+++ Raw records

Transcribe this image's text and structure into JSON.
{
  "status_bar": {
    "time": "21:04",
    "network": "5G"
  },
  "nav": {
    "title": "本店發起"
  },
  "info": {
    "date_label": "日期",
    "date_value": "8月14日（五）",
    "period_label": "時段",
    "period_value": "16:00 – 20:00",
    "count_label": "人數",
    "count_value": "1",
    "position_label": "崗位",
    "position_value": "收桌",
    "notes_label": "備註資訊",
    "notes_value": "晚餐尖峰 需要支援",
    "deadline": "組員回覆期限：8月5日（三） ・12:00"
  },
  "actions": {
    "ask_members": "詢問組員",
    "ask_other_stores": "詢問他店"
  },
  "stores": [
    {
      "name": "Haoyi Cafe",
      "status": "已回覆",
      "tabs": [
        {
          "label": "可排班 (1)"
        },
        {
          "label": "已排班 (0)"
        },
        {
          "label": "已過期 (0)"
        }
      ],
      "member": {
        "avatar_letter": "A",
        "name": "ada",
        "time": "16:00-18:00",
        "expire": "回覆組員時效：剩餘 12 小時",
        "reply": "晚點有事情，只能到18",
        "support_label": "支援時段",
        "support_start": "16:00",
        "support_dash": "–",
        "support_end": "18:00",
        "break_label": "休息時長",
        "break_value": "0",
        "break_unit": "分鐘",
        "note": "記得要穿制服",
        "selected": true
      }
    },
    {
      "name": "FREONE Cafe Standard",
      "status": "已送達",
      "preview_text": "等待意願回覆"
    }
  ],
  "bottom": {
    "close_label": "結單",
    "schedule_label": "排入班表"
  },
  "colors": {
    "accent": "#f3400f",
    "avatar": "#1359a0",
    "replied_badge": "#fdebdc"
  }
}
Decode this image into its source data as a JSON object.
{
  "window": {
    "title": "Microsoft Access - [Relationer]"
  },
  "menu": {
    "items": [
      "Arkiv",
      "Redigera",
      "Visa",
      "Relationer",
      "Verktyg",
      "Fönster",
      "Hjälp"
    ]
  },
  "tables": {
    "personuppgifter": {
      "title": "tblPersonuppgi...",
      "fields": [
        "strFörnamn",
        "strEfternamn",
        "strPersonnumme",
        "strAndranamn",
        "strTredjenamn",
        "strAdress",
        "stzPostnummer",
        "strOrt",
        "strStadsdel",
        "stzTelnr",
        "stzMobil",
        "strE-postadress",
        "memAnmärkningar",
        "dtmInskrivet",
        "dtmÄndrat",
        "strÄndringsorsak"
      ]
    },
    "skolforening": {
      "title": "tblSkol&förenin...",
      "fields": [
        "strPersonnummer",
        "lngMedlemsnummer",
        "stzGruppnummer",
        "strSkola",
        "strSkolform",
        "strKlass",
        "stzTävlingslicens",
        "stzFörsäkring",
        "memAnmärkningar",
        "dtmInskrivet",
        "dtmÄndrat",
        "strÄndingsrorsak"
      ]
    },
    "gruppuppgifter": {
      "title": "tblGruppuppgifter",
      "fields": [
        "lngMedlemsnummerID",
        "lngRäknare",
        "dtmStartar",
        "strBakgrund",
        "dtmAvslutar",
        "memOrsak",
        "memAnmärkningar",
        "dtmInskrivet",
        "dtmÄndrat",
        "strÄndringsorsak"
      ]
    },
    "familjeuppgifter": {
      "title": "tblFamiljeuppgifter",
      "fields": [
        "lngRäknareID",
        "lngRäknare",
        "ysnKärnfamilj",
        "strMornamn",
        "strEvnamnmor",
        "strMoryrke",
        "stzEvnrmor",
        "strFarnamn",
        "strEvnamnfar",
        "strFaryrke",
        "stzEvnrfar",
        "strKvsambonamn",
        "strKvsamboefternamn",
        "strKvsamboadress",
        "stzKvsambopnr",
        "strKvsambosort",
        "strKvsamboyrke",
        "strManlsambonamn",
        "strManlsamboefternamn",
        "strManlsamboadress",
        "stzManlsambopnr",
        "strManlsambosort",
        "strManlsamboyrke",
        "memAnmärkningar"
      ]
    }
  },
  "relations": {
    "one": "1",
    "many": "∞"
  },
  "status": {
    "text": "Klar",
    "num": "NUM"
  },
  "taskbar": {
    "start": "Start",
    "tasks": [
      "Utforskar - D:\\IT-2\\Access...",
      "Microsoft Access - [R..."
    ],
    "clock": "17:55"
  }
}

++++++

# Written task
Write out the whole listing exactly.

# Task result
Transcribe this image's text and structure into JSON.
{
  "status_bar": {
    "time": "21:04",
    "network": "5G"
  },
  "nav": {
    "title": "本店發起"
  },
  "info": {
    "date_label": "日期",
    "date_value": "8月14日（五）",
    "period_label": "時段",
    "period_value": "16:00 – 20:00",
    "count_label": "人數",
    "count_value": "1",
    "position_label": "崗位",
    "position_value": "收桌",
    "notes_label": "備註資訊",
    "notes_value": "晚餐尖峰 需要支援",
    "deadline": "組員回覆期限：8月5日（三） ・12:00"
  },
  "actions": {
    "ask_members": "詢問組員",
    "ask_other_stores": "詢問他店"
  },
  "stores": [
    {
      "name": "Haoyi Cafe",
      "status": "已回覆",
      "tabs": [
        {
          "label": "可排班 (1)"
        },
        {
          "label": "已排班 (0)"
        },
        {
          "label": "已過期 (0)"
        }
      ],
      "member": {
        "avatar_letter": "A",
        "name": "ada",
        "time": "16:00-18:00",
        "expire": "回覆組員時效：剩餘 12 小時",
        "reply": "晚點有事情，只能到18",
        "support_label": "支援時段",
        "support_start": "16:00",
        "support_dash": "–",
        "support_end": "18:00",
        "break_label": "休息時長",
        "break_value": "0",
        "break_unit": "分鐘",
        "note": "記得要穿制服",
        "selected": true
      }
    },
    {
      "name": "FREONE Cafe Standard",
      "status": "已送達",
      "preview_text": "等待意願回覆"
    }
  ],
  "bottom": {
    "close_label": "結單",
    "schedule_label": "排入班表"
  },
  "colors": {
    "accent": "#f3400f",
    "avatar": "#1359a0",
    "replied_badge": "#fdebdc"
  }
}
Decode this image into its source data as a JSON object.
{
  "window": {
    "title": "Microsoft Access - [Relationer]"
  },
  "menu": {
    "items": [
      "Arkiv",
      "Redigera",
      "Visa",
      "Relationer",
      "Verktyg",
      "Fönster",
      "Hjälp"
    ]
  },
  "tables": {
    "personuppgifter": {
      "title": "tblPersonuppgi...",
      "fields": [
        "strFörnamn",
        "strEfternamn",
        "strPersonnumme",
        "strAndranamn",
        "strTredjenamn",
        "strAdress",
        "stzPostnummer",
        "strOrt",
        "strStadsdel",
        "stzTelnr",
        "stzMobil",
        "strE-postadress",
        "memAnmärkningar",
        "dtmInskrivet",
        "dtmÄndrat",
        "strÄndringsorsak"
      ]
    },
    "skolforening": {
      "title": "tblSkol&förenin...",
      "fields": [
        "strPersonnummer",
        "lngMedlemsnummer",
        "stzGruppnummer",
        "strSkola",
        "strSkolform",
        "strKlass",
        "stzTävlingslicens",
        "stzFörsäkring",
        "memAnmärkningar",
        "dtmInskrivet",
        "dtmÄndrat",
        "strÄndingsrorsak"
      ]
    },
    "gruppuppgifter": {
      "title": "tblGruppuppgifter",
      "fields": [
        "lngMedlemsnummerID",
        "lngRäknare",
        "dtmStartar",
        "strBakgrund",
        "dtmAvslutar",
        "memOrsak",
        "memAnmärkningar",
        "dtmInskrivet",
        "dtmÄndrat",
        "strÄndringsorsak"
      ]
    },
    "familjeuppgifter": {
      "title": "tblFamiljeuppgifter",
      "fields": [
        "lngRäknareID",
        "lngRäknare",
        "ysnKärnfamilj",
        "strMornamn",
        "strEvnamnmor",
        "strMoryrke",
        "stzEvnrmor",
        "strFarnamn",
        "strEvnamnfar",
        "strFaryrke",
        "stzEvnrfar",
        "strKvsambonamn",
        "strKvsamboefternamn",
        "strKvsamboadress",
        "stzKvsambopnr",
        "strKvsambosort",
        "strKvsamboyrke",
        "strManlsambonamn",
        "strManlsamboefternamn",
        "strManlsamboadress",
        "stzManlsambopnr",
        "strManlsambosort",
        "strManlsamboyrke",
        "memAnmärkningar"
      ]
    }
  },
  "relations": {
    "one": "1",
    "many": "∞"
  },
  "status": {
    "text": "Klar",
    "num": "NUM"
  },
  "taskbar": {
    "start": "Start",
    "tasks": [
      "Utforskar - D:\\IT-2\\Access...",
      "Microsoft Access - [R..."
    ],
    "clock": "17:55"
  }
}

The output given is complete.